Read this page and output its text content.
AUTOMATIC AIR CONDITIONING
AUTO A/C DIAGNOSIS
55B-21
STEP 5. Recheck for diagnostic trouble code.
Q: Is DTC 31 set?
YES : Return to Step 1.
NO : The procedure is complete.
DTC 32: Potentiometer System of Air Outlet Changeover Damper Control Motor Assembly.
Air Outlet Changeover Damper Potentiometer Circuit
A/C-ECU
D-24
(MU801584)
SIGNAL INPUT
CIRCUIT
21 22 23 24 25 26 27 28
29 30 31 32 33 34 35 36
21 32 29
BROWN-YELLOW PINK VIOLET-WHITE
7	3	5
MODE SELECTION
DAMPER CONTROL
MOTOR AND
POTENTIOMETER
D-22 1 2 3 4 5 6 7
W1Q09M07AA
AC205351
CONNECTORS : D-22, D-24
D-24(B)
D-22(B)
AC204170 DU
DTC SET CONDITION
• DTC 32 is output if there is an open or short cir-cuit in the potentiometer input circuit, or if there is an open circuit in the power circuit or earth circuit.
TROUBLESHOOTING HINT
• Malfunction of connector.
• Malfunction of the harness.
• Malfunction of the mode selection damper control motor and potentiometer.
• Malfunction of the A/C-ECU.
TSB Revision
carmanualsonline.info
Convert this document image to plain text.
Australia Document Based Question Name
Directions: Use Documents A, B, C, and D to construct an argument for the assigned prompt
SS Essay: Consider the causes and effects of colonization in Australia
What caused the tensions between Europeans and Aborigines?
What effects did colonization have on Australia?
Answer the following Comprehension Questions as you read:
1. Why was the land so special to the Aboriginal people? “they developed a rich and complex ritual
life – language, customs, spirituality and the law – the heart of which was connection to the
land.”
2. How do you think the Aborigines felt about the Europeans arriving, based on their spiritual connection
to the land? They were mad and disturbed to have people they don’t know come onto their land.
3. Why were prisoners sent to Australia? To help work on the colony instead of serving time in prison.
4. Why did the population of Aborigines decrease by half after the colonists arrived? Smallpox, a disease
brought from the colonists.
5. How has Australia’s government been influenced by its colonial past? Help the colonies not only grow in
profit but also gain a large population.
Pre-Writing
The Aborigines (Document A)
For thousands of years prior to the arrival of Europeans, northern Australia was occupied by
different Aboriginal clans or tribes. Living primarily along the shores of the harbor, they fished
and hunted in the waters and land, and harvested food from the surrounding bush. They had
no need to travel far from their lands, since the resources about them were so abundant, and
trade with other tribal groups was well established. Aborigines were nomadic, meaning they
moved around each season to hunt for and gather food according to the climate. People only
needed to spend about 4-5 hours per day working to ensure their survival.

SHORT PROBLEM.
Gather each line of the listing containing the word "Aboriginal" and show it.

EXERCISE ANSWER.
1. Why was the land so special to the Aboriginal people? “they developed a rich and complex ritual
different Aboriginal clans or tribes. Living primarily along the shores of the harbor, they fished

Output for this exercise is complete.